> [Exercise directions]: Write down each entry again, exactly as it reads.
┌──
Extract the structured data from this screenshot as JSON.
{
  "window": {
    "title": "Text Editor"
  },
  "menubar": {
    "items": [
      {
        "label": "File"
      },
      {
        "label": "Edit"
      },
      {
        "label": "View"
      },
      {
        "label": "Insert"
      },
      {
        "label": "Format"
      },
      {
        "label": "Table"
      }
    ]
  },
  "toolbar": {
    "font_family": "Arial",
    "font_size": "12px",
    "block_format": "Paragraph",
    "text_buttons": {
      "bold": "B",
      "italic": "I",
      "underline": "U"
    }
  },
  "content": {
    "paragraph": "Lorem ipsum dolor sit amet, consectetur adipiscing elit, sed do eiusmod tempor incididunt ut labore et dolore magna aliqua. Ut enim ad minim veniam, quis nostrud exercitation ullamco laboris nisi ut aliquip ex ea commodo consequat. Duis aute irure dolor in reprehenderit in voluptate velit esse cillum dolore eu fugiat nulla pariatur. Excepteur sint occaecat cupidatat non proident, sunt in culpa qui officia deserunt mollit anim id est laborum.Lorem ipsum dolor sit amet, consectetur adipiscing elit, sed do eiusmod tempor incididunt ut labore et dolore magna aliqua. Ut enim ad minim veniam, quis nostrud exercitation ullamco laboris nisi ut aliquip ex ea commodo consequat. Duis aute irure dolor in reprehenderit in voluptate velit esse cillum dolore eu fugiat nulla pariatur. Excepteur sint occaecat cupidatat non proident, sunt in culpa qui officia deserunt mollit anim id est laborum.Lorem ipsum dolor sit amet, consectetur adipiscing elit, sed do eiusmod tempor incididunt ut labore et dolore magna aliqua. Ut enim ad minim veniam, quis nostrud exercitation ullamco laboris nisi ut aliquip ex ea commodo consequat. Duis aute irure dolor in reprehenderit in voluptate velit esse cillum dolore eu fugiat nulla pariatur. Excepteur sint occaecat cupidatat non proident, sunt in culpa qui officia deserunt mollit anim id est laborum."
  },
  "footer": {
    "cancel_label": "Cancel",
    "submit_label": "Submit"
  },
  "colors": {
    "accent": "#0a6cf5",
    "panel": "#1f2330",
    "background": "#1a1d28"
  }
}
└──
> [Task answer]:
Extract the structured data from this screenshot as JSON.
{
  "window": {
    "title": "Text Editor"
  },
  "menubar": {
    "items": [
      {
        "label": "File"
      },
      {
        "label": "Edit"
      },
      {
        "label": "View"
      },
      {
        "label": "Insert"
      },
      {
        "label": "Format"
      },
      {
        "label": "Table"
      }
    ]
  },
  "toolbar": {
    "font_family": "Arial",
    "font_size": "12px",
    "block_format": "Paragraph",
    "text_buttons": {
      "bold": "B",
      "italic": "I",
      "underline": "U"
    }
  },
  "content": {
    "paragraph": "Lorem ipsum dolor sit amet, consectetur adipiscing elit, sed do eiusmod tempor incididunt ut labore et dolore magna aliqua. Ut enim ad minim veniam, quis nostrud exercitation ullamco laboris nisi ut aliquip ex ea commodo consequat. Duis aute irure dolor in reprehenderit in voluptate velit esse cillum dolore eu fugiat nulla pariatur. Excepteur sint occaecat cupidatat non proident, sunt in culpa qui officia deserunt mollit anim id est laborum.Lorem ipsum dolor sit amet, consectetur adipiscing elit, sed do eiusmod tempor incididunt ut labore et dolore magna aliqua. Ut enim ad minim veniam, quis nostrud exercitation ullamco laboris nisi ut aliquip ex ea commodo consequat. Duis aute irure dolor in reprehenderit in voluptate velit esse cillum dolore eu fugiat nulla pariatur. Excepteur sint occaecat cupidatat non proident, sunt in culpa qui officia deserunt mollit anim id est laborum.Lorem ipsum dolor sit amet, consectetur adipiscing elit, sed do eiusmod tempor incididunt ut labore et dolore magna aliqua. Ut enim ad minim veniam, quis nostrud exercitation ullamco laboris nisi ut aliquip ex ea commodo consequat. Duis aute irure dolor in reprehenderit in voluptate velit esse cillum dolore eu fugiat nulla pariatur. Excepteur sint occaecat cupidatat non proident, sunt in culpa qui officia deserunt mollit anim id est laborum."
  },
  "footer": {
    "cancel_label": "Cancel",
    "submit_label": "Submit"
  },
  "colors": {
    "accent": "#0a6cf5",
    "panel": "#1f2330",
    "background": "#1a1d28"
  }
}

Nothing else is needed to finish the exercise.